L’actuelle patronne de la BCE a incarné au WEF une Europe qui refuse de se laisser dominer par les Etats-Unis. Evoquée parmi les papables pour reprendre la direction du forum grison, elle pourrait y mettre à profit son expérience de gestionnaire de crises
Même si le monde change, certains comportements et certaines déclarations doivent rester inacceptables. C’est le sens que l’on peut donner à l’un des coups d’éclat du toujours très policé WEF de Davos, lorsque Christine Lagarde a quitté mardi dernier un dîner en plein discours du secrétaire au Commerce américain. Howard Lutnick s’en prenait alors vertement à l’Europe, ce qui lui valut d’être chahuté par certains participants et, donc, ignoré par la Banque centrale européenne (BCE).
Pilier de la réunion grisonne, la Française a ainsi posé des limites face à ce représentant d’une administration Trump décidée à remettre en cause le statu quo, aujourd’hui et maintenant. Si l’ex-avocate avait voulu poser un jalon pour le futur du WEF, elle ne s’y serait pas prise autrement. Perçue comme l’une des successeures possibles du fondateur de la manifestation Klaus Schwab, désormais écarté, Christine Lagarde y reviendra-t-elle en tant que présidente?

VOS TÂCHES -
**1)** Reproduisez fidèlement le passage de l'article sur Christine Lagarde, de « L’actuelle patronne de » à « centrale européenne (BCE). ».
**2)** D'après l'article sur Christine Lagarde, quelle fonction occupe Howard Lutnick ?
**3)** Relevez toutes les personnes désignées par leur nom dans l'article sur Christine Lagarde.

MATÉRIEL -
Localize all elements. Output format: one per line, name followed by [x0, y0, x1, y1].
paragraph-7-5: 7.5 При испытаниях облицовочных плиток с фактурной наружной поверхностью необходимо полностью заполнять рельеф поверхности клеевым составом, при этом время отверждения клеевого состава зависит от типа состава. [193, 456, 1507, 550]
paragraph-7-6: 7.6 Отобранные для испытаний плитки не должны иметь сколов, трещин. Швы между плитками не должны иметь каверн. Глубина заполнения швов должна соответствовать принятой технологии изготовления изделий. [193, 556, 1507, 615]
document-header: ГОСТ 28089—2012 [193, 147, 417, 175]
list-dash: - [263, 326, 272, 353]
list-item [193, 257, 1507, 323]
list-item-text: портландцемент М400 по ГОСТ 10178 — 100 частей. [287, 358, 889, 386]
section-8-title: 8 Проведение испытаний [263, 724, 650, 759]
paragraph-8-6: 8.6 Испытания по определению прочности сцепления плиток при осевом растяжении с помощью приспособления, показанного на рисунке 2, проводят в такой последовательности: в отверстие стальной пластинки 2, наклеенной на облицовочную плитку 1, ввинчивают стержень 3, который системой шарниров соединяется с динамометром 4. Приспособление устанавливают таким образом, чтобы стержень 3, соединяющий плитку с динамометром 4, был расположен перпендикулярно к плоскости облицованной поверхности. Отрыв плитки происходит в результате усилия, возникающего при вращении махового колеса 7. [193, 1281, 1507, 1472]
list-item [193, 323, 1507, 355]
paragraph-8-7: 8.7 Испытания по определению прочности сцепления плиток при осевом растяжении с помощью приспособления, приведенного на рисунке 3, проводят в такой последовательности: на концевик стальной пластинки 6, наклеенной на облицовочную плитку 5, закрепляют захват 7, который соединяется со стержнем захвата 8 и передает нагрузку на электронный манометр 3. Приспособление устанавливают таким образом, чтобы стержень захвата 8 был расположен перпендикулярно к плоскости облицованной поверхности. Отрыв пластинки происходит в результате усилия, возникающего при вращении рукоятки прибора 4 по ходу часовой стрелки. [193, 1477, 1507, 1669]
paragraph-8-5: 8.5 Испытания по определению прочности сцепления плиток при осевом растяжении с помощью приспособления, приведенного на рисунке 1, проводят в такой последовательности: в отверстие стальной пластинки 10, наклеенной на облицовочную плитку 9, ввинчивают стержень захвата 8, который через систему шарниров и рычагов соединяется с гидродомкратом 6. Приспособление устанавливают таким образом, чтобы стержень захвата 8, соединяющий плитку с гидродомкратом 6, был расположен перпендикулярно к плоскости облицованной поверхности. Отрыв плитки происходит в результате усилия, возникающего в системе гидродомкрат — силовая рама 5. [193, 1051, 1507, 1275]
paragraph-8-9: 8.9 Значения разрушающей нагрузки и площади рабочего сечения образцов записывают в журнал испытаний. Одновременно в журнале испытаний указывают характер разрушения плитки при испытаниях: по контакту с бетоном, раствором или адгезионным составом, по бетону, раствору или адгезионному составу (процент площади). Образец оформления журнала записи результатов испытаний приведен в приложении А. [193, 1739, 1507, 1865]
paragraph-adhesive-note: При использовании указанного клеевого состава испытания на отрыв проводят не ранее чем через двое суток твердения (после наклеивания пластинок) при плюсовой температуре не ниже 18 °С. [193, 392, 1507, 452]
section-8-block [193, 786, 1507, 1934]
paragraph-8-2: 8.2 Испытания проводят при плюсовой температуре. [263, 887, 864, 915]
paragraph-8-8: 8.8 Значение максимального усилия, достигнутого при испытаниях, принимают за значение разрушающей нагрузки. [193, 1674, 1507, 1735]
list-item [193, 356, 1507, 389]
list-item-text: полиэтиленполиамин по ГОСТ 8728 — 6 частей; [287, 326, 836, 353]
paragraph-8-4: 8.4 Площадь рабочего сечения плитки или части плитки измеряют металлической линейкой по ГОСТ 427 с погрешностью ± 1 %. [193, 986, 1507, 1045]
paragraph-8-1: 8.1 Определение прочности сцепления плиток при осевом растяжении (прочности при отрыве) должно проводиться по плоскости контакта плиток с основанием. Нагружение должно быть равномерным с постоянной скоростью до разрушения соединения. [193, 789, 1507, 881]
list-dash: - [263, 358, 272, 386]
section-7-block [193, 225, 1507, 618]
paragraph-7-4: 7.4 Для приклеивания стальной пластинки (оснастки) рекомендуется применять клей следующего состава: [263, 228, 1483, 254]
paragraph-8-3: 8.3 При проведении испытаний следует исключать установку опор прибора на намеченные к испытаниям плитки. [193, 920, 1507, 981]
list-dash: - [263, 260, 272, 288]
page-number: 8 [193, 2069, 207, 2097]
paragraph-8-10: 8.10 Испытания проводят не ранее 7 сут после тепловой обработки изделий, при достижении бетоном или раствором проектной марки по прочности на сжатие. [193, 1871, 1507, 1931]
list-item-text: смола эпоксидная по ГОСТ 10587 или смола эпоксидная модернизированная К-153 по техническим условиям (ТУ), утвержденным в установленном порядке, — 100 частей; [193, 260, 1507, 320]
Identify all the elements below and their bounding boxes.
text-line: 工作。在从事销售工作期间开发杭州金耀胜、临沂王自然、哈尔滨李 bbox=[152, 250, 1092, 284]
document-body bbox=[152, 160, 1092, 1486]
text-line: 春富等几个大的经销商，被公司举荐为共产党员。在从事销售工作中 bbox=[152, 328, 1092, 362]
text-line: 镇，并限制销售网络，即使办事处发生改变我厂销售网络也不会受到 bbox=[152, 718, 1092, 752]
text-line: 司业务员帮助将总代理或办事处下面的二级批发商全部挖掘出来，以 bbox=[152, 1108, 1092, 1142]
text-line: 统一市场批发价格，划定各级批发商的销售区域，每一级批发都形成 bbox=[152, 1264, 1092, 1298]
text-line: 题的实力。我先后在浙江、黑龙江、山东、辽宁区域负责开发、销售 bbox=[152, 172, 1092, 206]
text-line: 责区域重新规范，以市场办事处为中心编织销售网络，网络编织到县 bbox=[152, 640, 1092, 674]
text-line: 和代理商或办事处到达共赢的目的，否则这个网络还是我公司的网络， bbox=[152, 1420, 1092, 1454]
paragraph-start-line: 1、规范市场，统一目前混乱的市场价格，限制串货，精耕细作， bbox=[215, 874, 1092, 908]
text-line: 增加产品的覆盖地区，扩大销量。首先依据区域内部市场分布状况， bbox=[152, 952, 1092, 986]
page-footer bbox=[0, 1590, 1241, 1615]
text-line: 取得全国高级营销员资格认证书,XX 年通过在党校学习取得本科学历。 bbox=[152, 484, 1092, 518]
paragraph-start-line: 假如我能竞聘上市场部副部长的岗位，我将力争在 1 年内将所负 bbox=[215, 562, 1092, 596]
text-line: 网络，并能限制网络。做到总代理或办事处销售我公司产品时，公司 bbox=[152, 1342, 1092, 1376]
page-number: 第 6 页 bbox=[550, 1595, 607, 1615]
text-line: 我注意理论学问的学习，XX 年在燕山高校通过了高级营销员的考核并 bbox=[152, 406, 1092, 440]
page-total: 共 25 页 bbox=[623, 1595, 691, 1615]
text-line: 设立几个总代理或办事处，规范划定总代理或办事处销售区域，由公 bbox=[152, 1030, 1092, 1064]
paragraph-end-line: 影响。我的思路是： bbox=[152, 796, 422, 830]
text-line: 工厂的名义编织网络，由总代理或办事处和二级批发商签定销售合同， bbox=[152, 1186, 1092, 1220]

RÉSULTATS DANS L'ORDRE -
**1)**
L’actuelle patronne de la BCE a incarné au WEF une Europe qui refuse de se laisser dominer par les Etats-Unis. Evoquée parmi les papables pour reprendre la direction du forum grison, elle pourrait y mettre à profit son expérience de gestionnaire de crises
Même si le monde change, certains comportements et certaines déclarations doivent rester inacceptables. C’est le sens que l’on peut donner à l’un des coups d’éclat du toujours très policé WEF de Davos, lorsque Christine Lagarde a quitté mardi dernier un dîner en plein discours du secrétaire au Commerce américain. Howard Lutnick s’en prenait alors vertement à l’Europe, ce qui lui valut d’être chahuté par certains participants et, donc, ignoré par la Banque centrale européenne (BCE).

**2)** Il est secrétaire au Commerce américain.

**3)** Christine Lagarde, Howard Lutnick, Trump, Klaus Schwab